Text shown -
Cards: New SEPA Cards Standardisation Volume
- The SEPA Cards Standardisation Volume version 6.0 released by the EPC provides technical update and adds further card standards for Europe (Book of Requirements).
- Adjustments were required to adapt to current state of the art, with regards to labelling principles, functional and security requirements of SEPA cards. The certification is more detailed, with a first draft of requirements, reflecting the ongoing discussions between the EPC and private certification initiatives. This enriched version has been validated by the Cards Stakeholders Group (CSG), gathering non financial players from the card ecosystem: manufacturers, vendors, customers (mostly merchants).
- The EPC has already announced that further elements would later on be added, mainly certification and security requirements, including CNP and innovative payments (NFC, for example).
- The intricate process of standardising the SEPA card chain is somewhat slowed down as the EPC has together to seek players’ opinion at different stages and to take into account all previously launched so-called “private” initiatives. These initiatives have been focusing much earlier on each link of the card value chain and each one may now apply to be labelled. This ensures their compliance with and possible integration in the Volume for recognition at the European level. Some initiatives are very mature, as the acquiring/acceptance sector and the certification processes –see the OSCar experiments (“SEPA FAST” for POS terminals and EPAS acquiring protocols) and the OSeC certification (based on “CAS”), which both started this year.

Structured page parsing data
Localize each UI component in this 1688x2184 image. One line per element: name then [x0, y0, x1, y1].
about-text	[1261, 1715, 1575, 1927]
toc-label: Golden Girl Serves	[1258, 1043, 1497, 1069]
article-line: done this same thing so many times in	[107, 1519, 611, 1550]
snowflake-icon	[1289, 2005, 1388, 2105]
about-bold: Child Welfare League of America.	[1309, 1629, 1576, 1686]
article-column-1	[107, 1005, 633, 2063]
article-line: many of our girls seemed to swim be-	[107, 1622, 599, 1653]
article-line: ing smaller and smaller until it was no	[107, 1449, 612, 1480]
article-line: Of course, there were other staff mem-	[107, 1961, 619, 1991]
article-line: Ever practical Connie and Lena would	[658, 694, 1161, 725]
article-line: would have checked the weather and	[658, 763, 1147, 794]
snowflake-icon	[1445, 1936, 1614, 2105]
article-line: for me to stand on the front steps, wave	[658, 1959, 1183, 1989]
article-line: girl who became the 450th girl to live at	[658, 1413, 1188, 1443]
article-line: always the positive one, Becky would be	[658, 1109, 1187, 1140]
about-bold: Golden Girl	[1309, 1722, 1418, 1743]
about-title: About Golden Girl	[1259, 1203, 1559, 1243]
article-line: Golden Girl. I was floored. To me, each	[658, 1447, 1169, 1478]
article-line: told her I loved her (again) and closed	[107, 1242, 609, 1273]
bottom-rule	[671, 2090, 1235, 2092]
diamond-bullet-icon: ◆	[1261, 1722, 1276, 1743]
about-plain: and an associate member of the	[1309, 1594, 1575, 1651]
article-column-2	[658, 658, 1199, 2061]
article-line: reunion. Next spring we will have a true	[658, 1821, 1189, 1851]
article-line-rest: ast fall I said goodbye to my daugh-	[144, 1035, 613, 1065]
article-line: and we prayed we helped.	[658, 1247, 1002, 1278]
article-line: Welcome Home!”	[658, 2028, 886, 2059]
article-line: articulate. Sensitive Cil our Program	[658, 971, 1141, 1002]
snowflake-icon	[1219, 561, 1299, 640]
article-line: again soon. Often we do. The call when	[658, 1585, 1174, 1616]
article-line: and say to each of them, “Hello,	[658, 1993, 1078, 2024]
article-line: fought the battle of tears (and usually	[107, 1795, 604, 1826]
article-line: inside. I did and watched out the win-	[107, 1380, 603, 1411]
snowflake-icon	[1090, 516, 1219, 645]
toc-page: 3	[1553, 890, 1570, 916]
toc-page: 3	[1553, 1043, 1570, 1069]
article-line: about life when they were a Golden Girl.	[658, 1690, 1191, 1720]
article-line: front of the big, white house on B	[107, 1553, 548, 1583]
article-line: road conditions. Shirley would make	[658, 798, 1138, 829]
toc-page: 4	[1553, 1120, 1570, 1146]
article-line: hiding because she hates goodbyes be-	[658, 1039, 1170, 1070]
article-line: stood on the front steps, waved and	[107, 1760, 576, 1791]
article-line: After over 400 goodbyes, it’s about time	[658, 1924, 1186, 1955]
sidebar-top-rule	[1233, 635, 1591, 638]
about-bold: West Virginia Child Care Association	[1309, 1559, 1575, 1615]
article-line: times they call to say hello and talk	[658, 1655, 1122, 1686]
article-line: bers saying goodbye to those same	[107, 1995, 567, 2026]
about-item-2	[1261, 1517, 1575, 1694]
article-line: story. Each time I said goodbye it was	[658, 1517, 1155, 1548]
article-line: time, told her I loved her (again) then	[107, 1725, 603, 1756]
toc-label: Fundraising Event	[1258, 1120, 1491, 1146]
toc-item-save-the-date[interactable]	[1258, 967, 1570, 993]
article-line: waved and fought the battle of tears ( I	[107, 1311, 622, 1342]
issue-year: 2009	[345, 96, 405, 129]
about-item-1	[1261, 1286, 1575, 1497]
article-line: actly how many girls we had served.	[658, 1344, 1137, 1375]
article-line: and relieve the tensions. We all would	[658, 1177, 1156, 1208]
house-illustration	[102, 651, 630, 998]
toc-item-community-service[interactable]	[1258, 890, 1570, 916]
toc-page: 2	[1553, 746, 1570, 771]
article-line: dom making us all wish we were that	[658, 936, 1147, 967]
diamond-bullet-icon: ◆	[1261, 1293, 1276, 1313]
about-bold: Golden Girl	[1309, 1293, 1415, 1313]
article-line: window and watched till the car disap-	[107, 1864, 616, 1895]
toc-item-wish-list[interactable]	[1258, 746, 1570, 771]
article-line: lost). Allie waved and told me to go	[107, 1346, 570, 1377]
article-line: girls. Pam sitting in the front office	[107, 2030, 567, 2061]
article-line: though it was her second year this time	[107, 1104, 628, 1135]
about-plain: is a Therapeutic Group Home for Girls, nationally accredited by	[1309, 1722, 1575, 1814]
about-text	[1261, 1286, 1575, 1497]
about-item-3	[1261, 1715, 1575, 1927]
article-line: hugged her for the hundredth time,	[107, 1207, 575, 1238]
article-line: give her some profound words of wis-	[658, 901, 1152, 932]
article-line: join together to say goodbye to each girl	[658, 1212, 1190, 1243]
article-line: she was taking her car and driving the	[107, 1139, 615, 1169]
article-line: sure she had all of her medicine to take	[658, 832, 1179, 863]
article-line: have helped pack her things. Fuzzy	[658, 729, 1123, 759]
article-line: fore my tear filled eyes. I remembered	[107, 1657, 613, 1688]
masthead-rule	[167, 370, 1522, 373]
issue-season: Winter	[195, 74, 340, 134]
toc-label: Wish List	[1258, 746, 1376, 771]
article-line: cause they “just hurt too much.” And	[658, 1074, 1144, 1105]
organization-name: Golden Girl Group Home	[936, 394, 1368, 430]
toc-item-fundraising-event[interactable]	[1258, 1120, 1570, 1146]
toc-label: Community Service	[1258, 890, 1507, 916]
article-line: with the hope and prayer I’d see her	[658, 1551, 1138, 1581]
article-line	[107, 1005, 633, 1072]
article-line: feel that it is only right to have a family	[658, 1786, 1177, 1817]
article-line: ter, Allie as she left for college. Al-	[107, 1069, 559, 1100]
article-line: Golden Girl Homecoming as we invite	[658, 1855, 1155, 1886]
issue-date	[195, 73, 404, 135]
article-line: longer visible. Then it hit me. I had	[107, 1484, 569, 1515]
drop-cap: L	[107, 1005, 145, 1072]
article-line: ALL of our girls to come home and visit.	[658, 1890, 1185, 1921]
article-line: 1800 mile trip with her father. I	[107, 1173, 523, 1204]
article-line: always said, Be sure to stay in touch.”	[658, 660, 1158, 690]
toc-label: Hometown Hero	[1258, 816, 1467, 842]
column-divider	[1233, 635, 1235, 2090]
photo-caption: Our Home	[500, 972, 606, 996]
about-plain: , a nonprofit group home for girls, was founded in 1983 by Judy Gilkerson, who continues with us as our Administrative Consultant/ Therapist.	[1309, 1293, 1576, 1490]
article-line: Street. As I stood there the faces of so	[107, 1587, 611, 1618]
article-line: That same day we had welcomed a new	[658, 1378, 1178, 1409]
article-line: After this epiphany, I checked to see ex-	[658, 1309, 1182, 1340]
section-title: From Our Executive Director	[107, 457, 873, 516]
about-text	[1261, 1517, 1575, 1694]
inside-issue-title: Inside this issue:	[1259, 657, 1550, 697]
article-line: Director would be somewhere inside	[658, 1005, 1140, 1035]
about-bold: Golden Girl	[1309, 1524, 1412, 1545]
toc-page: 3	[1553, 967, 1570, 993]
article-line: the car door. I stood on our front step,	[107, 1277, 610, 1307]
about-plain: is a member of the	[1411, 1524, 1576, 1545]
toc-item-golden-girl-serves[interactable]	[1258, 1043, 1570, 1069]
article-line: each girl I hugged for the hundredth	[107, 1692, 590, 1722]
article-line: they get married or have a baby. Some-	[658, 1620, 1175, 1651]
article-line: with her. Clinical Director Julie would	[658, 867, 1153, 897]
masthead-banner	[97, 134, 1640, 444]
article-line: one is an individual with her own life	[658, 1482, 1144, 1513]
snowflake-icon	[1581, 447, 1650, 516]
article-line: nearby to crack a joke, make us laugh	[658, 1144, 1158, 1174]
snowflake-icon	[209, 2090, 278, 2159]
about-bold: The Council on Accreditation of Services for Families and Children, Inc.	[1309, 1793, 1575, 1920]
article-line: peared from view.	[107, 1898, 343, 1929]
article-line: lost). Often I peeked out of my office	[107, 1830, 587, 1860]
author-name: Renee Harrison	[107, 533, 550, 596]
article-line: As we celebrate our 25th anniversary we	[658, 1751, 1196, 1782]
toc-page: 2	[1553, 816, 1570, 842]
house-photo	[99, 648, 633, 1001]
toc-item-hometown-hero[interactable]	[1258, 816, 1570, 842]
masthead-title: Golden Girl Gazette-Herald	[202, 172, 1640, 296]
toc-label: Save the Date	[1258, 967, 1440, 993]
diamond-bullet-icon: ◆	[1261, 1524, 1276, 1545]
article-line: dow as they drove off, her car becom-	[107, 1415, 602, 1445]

Set of tasks -
**a)** Do these statements agree with the SEPA cards text? For each, answer yes or no and quote the words of the text that settle it. (i) The Cards Stakeholders Group includes manufacturers, vendors and customers. (ii) Version 6.0 already includes full requirements for NFC payments. (iii) The OSCar experiments and the OSeC certification started in an earlier year.
**b)** Extend the SEPA cards text by writing what comes after its final sentence.

Set of answers -
**a)**
(i) Yes: "gathering non financial players from the card ecosystem: manufacturers, vendors, customers (mostly merchants)."
(ii) No: "The EPC has already announced that further elements would later on be added, mainly certification and security requirements, including CNP and innovative payments (NFC, for example)."
(iii) No: "which both started this year."

**b)**
- In addition to this next generation of technical and security standards, the Volume emphasises the topic of certification too: principles for compliance assessment and type approval, starting with face-to-face payments.
- Finally, under pressure from the EU regulator, the Volume must additionally be extended to deal with emerging, alternative payments, all the more since the Commission has just launched an overall consultation on this topic (see “Card: EU Commission Investigating the Payments Industry”) and has been investigating the EPC’s e-payment project since the second semester 2011. These processes might further slow down the European card’s technical unification.